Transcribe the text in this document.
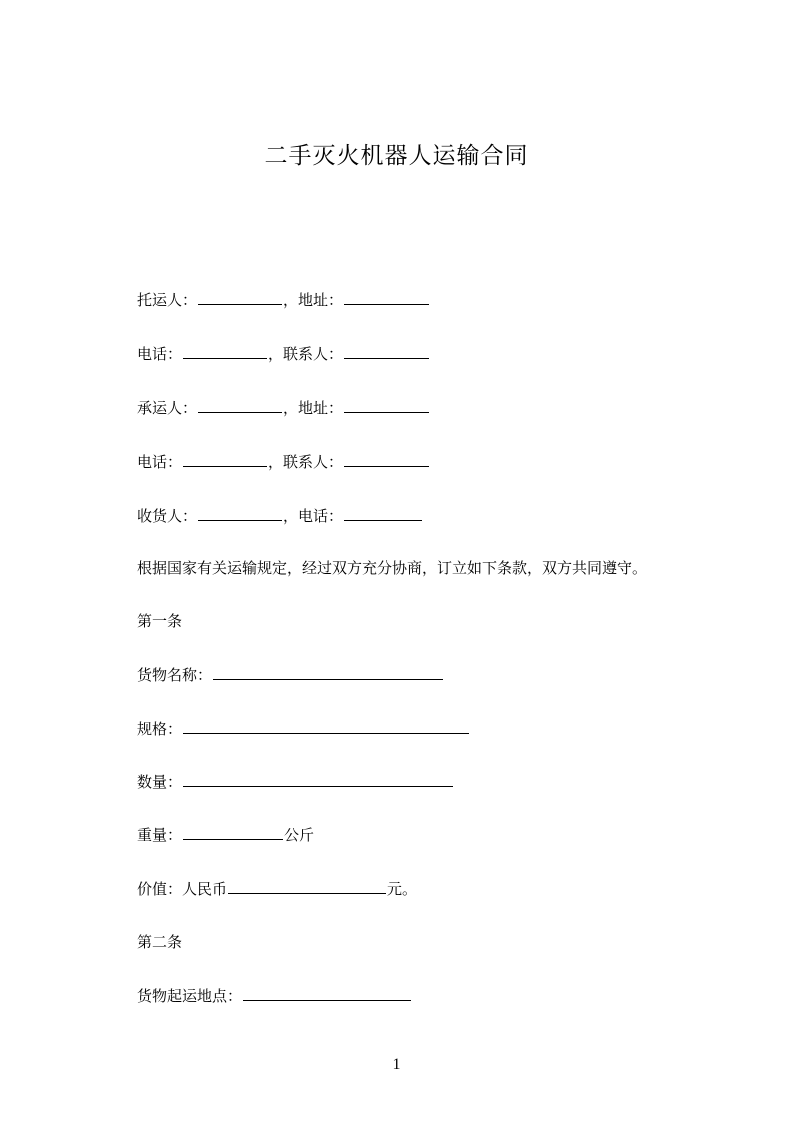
二手灭火机器人运输合同
托运人：	，地址：
电话：	，联系人：
承运人：	，地址：
电话：	，联系人：
收货人：	，电话：
根据国家有关运输规定，经过双方充分协商，订立如下条款，双方共同遵守。
第一条
货物名称：
规格：
数量：
重量：	公斤
价值：人民币	元。
第二条
货物起运地点：
1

* * * *

Each record above must be returned exactly as written, with its pictures omitted.

Finished answer
Transcribe the text in this document.
二手灭火机器人运输合同
托运人：	，地址：
电话：	，联系人：
承运人：	，地址：
电话：	，联系人：
收货人：	，电话：
根据国家有关运输规定，经过双方充分协商，订立如下条款，双方共同遵守。
第一条
货物名称：
规格：
数量：
重量：	公斤
价值：人民币	元。
第二条
货物起运地点：
1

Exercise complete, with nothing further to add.